» AIM OF THE EXERCISE
Go through the entries below and retype them exactly, omitting each picture.

» DATA PROVIDED
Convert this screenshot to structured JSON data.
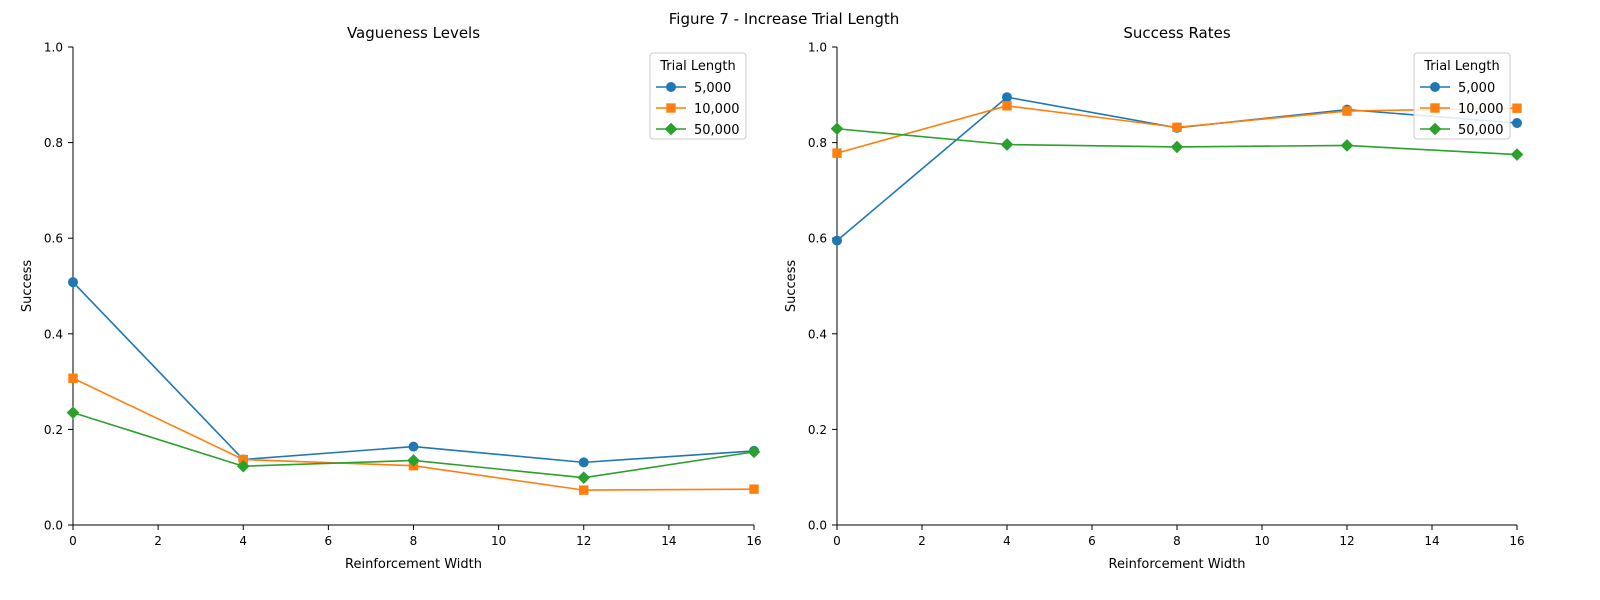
{
  "figure": {
    "suptitle": "Figure 7 - Increase Trial Length"
  },
  "chart_data": [
    {
      "type": "line",
      "title": "Vagueness Levels",
      "xlabel": "Reinforcement Width",
      "ylabel": "Success",
      "xlim": [
        0,
        16
      ],
      "ylim": [
        0,
        1
      ],
      "xticks": [
        0,
        2,
        4,
        6,
        8,
        10,
        12,
        14,
        16
      ],
      "yticks": [
        0.0,
        0.2,
        0.4,
        0.6,
        0.8,
        1.0
      ],
      "x": [
        0,
        4,
        8,
        12,
        16
      ],
      "legend": {
        "title": "Trial Length",
        "placement": "top-right"
      },
      "grid": false,
      "series": [
        {
          "name": "5,000",
          "color": "#1f77b4",
          "marker": "circle",
          "values": [
            0.508,
            0.137,
            0.164,
            0.131,
            0.155
          ]
        },
        {
          "name": "10,000",
          "color": "#ff7f0e",
          "marker": "square",
          "values": [
            0.307,
            0.137,
            0.124,
            0.073,
            0.075
          ]
        },
        {
          "name": "50,000",
          "color": "#2ca02c",
          "marker": "diamond",
          "values": [
            0.235,
            0.123,
            0.135,
            0.099,
            0.153
          ]
        }
      ]
    },
    {
      "type": "line",
      "title": "Success Rates",
      "xlabel": "Reinforcement Width",
      "ylabel": "Success",
      "xlim": [
        0,
        16
      ],
      "ylim": [
        0,
        1
      ],
      "xticks": [
        0,
        2,
        4,
        6,
        8,
        10,
        12,
        14,
        16
      ],
      "yticks": [
        0.0,
        0.2,
        0.4,
        0.6,
        0.8,
        1.0
      ],
      "x": [
        0,
        4,
        8,
        12,
        16
      ],
      "legend": {
        "title": "Trial Length",
        "placement": "top-right"
      },
      "grid": false,
      "series": [
        {
          "name": "5,000",
          "color": "#1f77b4",
          "marker": "circle",
          "values": [
            0.595,
            0.895,
            0.831,
            0.869,
            0.841
          ]
        },
        {
          "name": "10,000",
          "color": "#ff7f0e",
          "marker": "square",
          "values": [
            0.778,
            0.877,
            0.832,
            0.866,
            0.872
          ]
        },
        {
          "name": "50,000",
          "color": "#2ca02c",
          "marker": "diamond",
          "values": [
            0.829,
            0.796,
            0.791,
            0.794,
            0.775
          ]
        }
      ]
    }
  ]
}
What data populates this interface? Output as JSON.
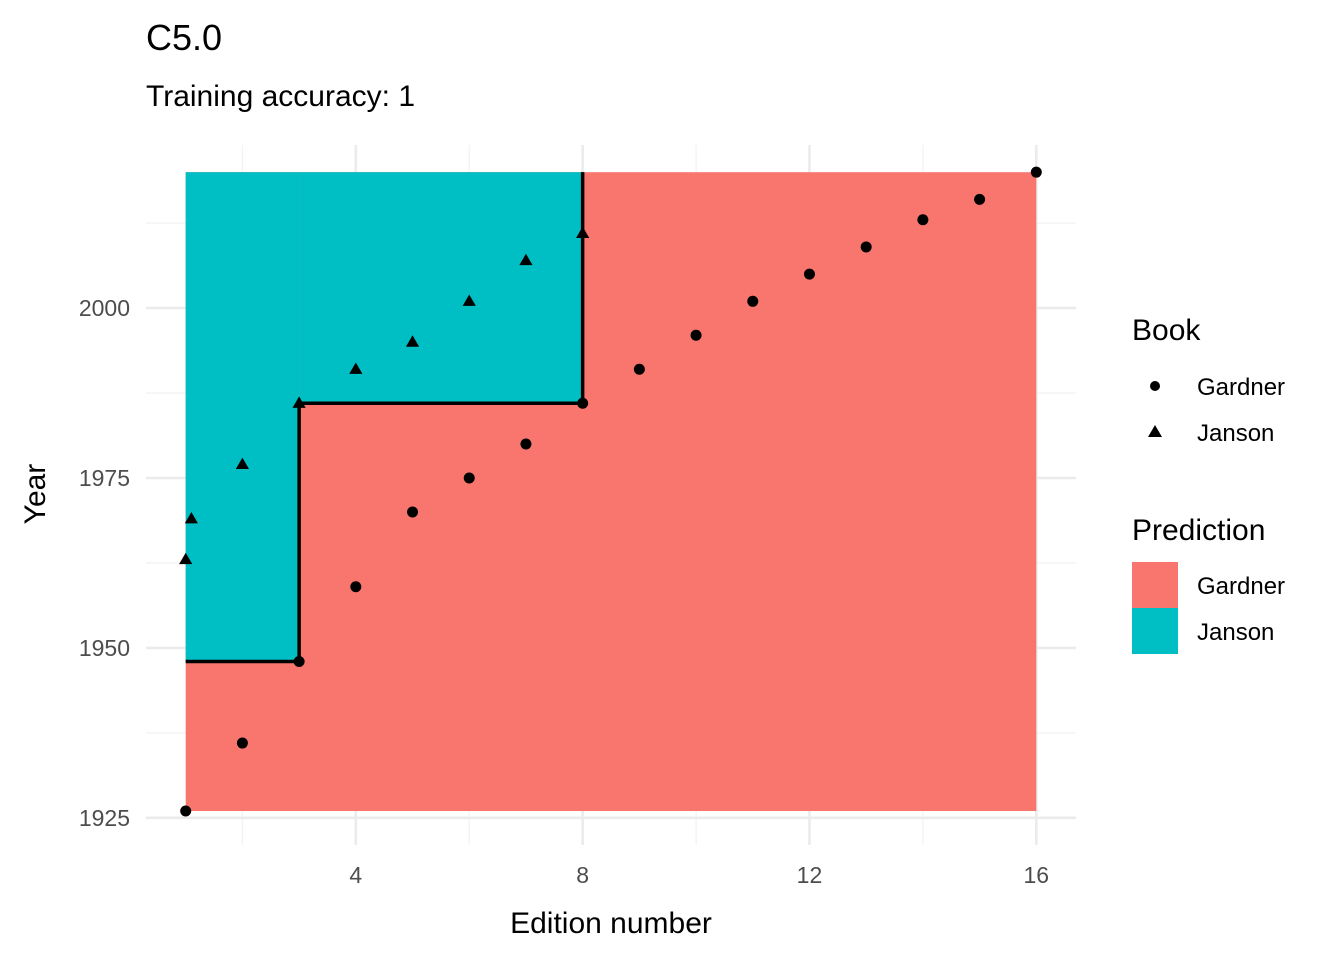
{
  "chart_data": {
    "type": "scatter",
    "title": "C5.0",
    "subtitle": "Training accuracy: 1",
    "xlabel": "Edition number",
    "ylabel": "Year",
    "xlim": [
      0.3,
      16.7
    ],
    "ylim": [
      1921.0,
      2024.0
    ],
    "x_ticks": [
      4,
      8,
      12,
      16
    ],
    "y_ticks": [
      1925,
      1950,
      1975,
      2000
    ],
    "grid": true,
    "legend_position": "right",
    "series": [
      {
        "name": "Gardner",
        "shape": "circle",
        "points": [
          [
            1,
            1926
          ],
          [
            2,
            1936
          ],
          [
            3,
            1948
          ],
          [
            4,
            1959
          ],
          [
            5,
            1970
          ],
          [
            6,
            1975
          ],
          [
            7,
            1980
          ],
          [
            8,
            1986
          ],
          [
            9,
            1991
          ],
          [
            10,
            1996
          ],
          [
            11,
            2001
          ],
          [
            12,
            2005
          ],
          [
            13,
            2009
          ],
          [
            14,
            2013
          ],
          [
            15,
            2016
          ],
          [
            16,
            2020
          ]
        ]
      },
      {
        "name": "Janson",
        "shape": "triangle",
        "points": [
          [
            1,
            1963
          ],
          [
            1.1,
            1969
          ],
          [
            2,
            1977
          ],
          [
            3,
            1986
          ],
          [
            4,
            1991
          ],
          [
            5,
            1995
          ],
          [
            6,
            2001
          ],
          [
            7,
            2007
          ],
          [
            8,
            2011
          ]
        ]
      }
    ],
    "decision_regions": [
      {
        "prediction": "Gardner",
        "x": [
          1,
          16
        ],
        "y": [
          1926,
          2020
        ]
      },
      {
        "prediction": "Janson",
        "x": [
          1,
          3
        ],
        "y": [
          1948,
          2020
        ]
      },
      {
        "prediction": "Janson",
        "x": [
          3,
          8
        ],
        "y": [
          1986,
          2020
        ]
      }
    ],
    "boundary": [
      [
        1,
        1948
      ],
      [
        3,
        1948
      ],
      [
        3,
        1986
      ],
      [
        8,
        1986
      ],
      [
        8,
        2020
      ]
    ],
    "legends": [
      {
        "title": "Book",
        "type": "shape",
        "items": [
          {
            "label": "Gardner",
            "shape": "circle"
          },
          {
            "label": "Janson",
            "shape": "triangle"
          }
        ]
      },
      {
        "title": "Prediction",
        "type": "fill",
        "items": [
          {
            "label": "Gardner",
            "color": "#F8766D"
          },
          {
            "label": "Janson",
            "color": "#00BFC4"
          }
        ]
      }
    ],
    "colors": {
      "Gardner": "#F8766D",
      "Janson": "#00BFC4",
      "points": "#000000",
      "boundary": "#000000"
    }
  }
}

» ANSWER FOR THE TASK
Convert this screenshot to structured JSON data.
{
  "figure": {
    "suptitle": "Figure 7 - Increase Trial Length"
  },
  "chart_data": [
    {
      "type": "line",
      "title": "Vagueness Levels",
      "xlabel": "Reinforcement Width",
      "ylabel": "Success",
      "xlim": [
        0,
        16
      ],
      "ylim": [
        0,
        1
      ],
      "xticks": [
        0,
        2,
        4,
        6,
        8,
        10,
        12,
        14,
        16
      ],
      "yticks": [
        0.0,
        0.2,
        0.4,
        0.6,
        0.8,
        1.0
      ],
      "x": [
        0,
        4,
        8,
        12,
        16
      ],
      "legend": {
        "title": "Trial Length",
        "placement": "top-right"
      },
      "grid": false,
      "series": [
        {
          "name": "5,000",
          "color": "#1f77b4",
          "marker": "circle",
          "values": [
            0.508,
            0.137,
            0.164,
            0.131,
            0.155
          ]
        },
        {
          "name": "10,000",
          "color": "#ff7f0e",
          "marker": "square",
          "values": [
            0.307,
            0.137,
            0.124,
            0.073,
            0.075
          ]
        },
        {
          "name": "50,000",
          "color": "#2ca02c",
          "marker": "diamond",
          "values": [
            0.235,
            0.123,
            0.135,
            0.099,
            0.153
          ]
        }
      ]
    },
    {
      "type": "line",
      "title": "Success Rates",
      "xlabel": "Reinforcement Width",
      "ylabel": "Success",
      "xlim": [
        0,
        16
      ],
      "ylim": [
        0,
        1
      ],
      "xticks": [
        0,
        2,
        4,
        6,
        8,
        10,
        12,
        14,
        16
      ],
      "yticks": [
        0.0,
        0.2,
        0.4,
        0.6,
        0.8,
        1.0
      ],
      "x": [
        0,
        4,
        8,
        12,
        16
      ],
      "legend": {
        "title": "Trial Length",
        "placement": "top-right"
      },
      "grid": false,
      "series": [
        {
          "name": "5,000",
          "color": "#1f77b4",
          "marker": "circle",
          "values": [
            0.595,
            0.895,
            0.831,
            0.869,
            0.841
          ]
        },
        {
          "name": "10,000",
          "color": "#ff7f0e",
          "marker": "square",
          "values": [
            0.778,
            0.877,
            0.832,
            0.866,
            0.872
          ]
        },
        {
          "name": "50,000",
          "color": "#2ca02c",
          "marker": "diamond",
          "values": [
            0.829,
            0.796,
            0.791,
            0.794,
            0.775
          ]
        }
      ]
    }
  ]
}
What data populates this interface? Output as JSON.
{
  "chart_data": {
    "type": "scatter",
    "title": "C5.0",
    "subtitle": "Training accuracy: 1",
    "xlabel": "Edition number",
    "ylabel": "Year",
    "xlim": [
      0.3,
      16.7
    ],
    "ylim": [
      1921.0,
      2024.0
    ],
    "x_ticks": [
      4,
      8,
      12,
      16
    ],
    "y_ticks": [
      1925,
      1950,
      1975,
      2000
    ],
    "grid": true,
    "legend_position": "right",
    "series": [
      {
        "name": "Gardner",
        "shape": "circle",
        "points": [
          [
            1,
            1926
          ],
          [
            2,
            1936
          ],
          [
            3,
            1948
          ],
          [
            4,
            1959
          ],
          [
            5,
            1970
          ],
          [
            6,
            1975
          ],
          [
            7,
            1980
          ],
          [
            8,
            1986
          ],
          [
            9,
            1991
          ],
          [
            10,
            1996
          ],
          [
            11,
            2001
          ],
          [
            12,
            2005
          ],
          [
            13,
            2009
          ],
          [
            14,
            2013
          ],
          [
            15,
            2016
          ],
          [
            16,
            2020
          ]
        ]
      },
      {
        "name": "Janson",
        "shape": "triangle",
        "points": [
          [
            1,
            1963
          ],
          [
            1.1,
            1969
          ],
          [
            2,
            1977
          ],
          [
            3,
            1986
          ],
          [
            4,
            1991
          ],
          [
            5,
            1995
          ],
          [
            6,
            2001
          ],
          [
            7,
            2007
          ],
          [
            8,
            2011
          ]
        ]
      }
    ],
    "decision_regions": [
      {
        "prediction": "Gardner",
        "x": [
          1,
          16
        ],
        "y": [
          1926,
          2020
        ]
      },
      {
        "prediction": "Janson",
        "x": [
          1,
          3
        ],
        "y": [
          1948,
          2020
        ]
      },
      {
        "prediction": "Janson",
        "x": [
          3,
          8
        ],
        "y": [
          1986,
          2020
        ]
      }
    ],
    "boundary": [
      [
        1,
        1948
      ],
      [
        3,
        1948
      ],
      [
        3,
        1986
      ],
      [
        8,
        1986
      ],
      [
        8,
        2020
      ]
    ],
    "legends": [
      {
        "title": "Book",
        "type": "shape",
        "items": [
          {
            "label": "Gardner",
            "shape": "circle"
          },
          {
            "label": "Janson",
            "shape": "triangle"
          }
        ]
      },
      {
        "title": "Prediction",
        "type": "fill",
        "items": [
          {
            "label": "Gardner",
            "color": "#F8766D"
          },
          {
            "label": "Janson",
            "color": "#00BFC4"
          }
        ]
      }
    ],
    "colors": {
      "Gardner": "#F8766D",
      "Janson": "#00BFC4",
      "points": "#000000",
      "boundary": "#000000"
    }
  }
}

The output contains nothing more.